══ Material for the task
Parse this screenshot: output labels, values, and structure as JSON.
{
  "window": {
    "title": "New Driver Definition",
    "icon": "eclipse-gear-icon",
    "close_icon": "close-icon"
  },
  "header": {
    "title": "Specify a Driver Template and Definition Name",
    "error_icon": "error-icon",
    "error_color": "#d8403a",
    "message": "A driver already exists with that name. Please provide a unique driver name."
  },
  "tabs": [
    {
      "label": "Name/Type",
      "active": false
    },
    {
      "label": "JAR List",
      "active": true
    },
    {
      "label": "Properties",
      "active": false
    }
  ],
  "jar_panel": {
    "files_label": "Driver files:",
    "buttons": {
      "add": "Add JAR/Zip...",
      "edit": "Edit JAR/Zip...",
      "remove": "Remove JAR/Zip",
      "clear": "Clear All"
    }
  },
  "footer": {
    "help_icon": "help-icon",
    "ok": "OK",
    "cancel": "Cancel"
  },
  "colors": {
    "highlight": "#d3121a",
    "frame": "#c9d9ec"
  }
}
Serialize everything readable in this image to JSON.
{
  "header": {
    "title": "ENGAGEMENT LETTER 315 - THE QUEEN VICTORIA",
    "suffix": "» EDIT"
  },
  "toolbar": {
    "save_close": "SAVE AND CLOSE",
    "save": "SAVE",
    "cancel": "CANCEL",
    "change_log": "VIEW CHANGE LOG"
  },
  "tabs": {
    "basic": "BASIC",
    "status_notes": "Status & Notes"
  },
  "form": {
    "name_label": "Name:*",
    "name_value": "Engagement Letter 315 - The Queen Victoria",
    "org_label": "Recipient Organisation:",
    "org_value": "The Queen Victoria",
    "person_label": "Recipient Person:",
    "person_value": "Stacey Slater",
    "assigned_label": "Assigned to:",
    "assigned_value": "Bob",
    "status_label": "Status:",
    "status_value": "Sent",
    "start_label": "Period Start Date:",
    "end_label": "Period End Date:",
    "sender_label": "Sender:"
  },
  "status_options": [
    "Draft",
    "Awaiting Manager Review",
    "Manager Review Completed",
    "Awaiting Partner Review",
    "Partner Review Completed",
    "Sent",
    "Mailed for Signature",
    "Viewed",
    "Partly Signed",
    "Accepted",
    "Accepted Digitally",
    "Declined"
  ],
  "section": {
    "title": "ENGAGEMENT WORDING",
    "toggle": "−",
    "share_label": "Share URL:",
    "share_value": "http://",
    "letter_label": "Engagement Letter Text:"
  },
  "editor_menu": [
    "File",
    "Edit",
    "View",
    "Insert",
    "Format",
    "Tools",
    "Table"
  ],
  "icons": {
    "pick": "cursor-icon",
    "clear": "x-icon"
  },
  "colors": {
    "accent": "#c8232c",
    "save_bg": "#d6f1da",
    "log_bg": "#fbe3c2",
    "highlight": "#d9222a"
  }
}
════
══ Material for the task
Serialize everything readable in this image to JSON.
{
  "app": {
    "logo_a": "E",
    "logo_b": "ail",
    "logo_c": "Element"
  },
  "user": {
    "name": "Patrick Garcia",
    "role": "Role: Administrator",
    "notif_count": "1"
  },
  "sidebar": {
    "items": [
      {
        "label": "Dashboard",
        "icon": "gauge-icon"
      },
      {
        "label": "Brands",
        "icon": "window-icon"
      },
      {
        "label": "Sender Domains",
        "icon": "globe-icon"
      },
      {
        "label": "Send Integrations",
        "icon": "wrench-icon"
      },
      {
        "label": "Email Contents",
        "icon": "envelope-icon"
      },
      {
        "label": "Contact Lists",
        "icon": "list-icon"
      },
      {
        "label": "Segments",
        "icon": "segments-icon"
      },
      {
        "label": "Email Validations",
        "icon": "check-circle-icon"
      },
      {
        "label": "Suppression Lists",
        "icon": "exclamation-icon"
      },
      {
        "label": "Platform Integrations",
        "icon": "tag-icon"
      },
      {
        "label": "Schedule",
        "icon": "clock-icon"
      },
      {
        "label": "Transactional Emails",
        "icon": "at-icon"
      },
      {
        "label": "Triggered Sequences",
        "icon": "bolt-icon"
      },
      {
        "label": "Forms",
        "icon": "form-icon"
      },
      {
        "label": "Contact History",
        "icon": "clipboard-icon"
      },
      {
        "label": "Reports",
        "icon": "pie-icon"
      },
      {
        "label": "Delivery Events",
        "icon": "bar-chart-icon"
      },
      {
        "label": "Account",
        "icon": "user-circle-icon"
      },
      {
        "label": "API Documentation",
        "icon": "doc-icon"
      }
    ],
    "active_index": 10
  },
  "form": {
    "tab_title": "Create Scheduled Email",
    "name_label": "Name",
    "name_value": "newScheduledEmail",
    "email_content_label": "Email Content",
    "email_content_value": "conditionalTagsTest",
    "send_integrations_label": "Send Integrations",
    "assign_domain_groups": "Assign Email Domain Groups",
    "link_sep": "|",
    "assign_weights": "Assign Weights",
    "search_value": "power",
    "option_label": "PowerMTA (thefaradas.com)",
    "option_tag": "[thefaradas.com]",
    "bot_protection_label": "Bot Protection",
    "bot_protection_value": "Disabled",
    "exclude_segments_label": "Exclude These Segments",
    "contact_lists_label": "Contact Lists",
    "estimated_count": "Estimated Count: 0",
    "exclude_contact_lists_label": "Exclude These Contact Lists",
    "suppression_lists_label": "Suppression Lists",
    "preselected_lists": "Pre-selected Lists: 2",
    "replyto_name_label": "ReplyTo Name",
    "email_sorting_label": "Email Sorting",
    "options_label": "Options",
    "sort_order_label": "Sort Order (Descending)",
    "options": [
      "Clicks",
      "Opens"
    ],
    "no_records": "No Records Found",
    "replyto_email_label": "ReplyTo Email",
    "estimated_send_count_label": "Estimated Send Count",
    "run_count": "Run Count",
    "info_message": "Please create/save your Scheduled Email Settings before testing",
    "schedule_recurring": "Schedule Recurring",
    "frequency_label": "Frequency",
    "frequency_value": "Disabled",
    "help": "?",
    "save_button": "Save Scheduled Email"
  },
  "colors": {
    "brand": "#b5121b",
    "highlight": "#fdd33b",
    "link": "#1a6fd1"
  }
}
════
══ Material for the task
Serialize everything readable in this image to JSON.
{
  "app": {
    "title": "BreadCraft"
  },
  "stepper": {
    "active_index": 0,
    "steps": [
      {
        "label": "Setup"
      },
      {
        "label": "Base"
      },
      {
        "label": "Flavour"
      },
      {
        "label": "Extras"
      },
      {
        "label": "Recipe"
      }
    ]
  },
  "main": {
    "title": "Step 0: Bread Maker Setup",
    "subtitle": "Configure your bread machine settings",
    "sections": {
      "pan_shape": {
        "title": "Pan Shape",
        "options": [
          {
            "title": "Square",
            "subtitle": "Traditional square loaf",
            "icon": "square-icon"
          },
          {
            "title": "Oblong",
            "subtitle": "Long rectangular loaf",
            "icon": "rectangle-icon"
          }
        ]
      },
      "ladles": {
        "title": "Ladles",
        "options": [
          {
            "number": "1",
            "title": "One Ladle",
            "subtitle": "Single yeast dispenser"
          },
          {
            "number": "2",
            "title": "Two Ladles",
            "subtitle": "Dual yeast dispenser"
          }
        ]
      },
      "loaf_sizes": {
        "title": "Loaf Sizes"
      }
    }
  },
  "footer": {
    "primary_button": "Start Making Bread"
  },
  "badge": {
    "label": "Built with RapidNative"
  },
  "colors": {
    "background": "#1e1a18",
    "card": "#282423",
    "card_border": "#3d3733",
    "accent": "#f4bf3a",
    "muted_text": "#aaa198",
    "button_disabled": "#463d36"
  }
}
════
**Task details**
Which lines above hold the word "Awaiting"? Copy each of them.

**Response**
    "Awaiting Manager Review",
    "Awaiting Partner Review",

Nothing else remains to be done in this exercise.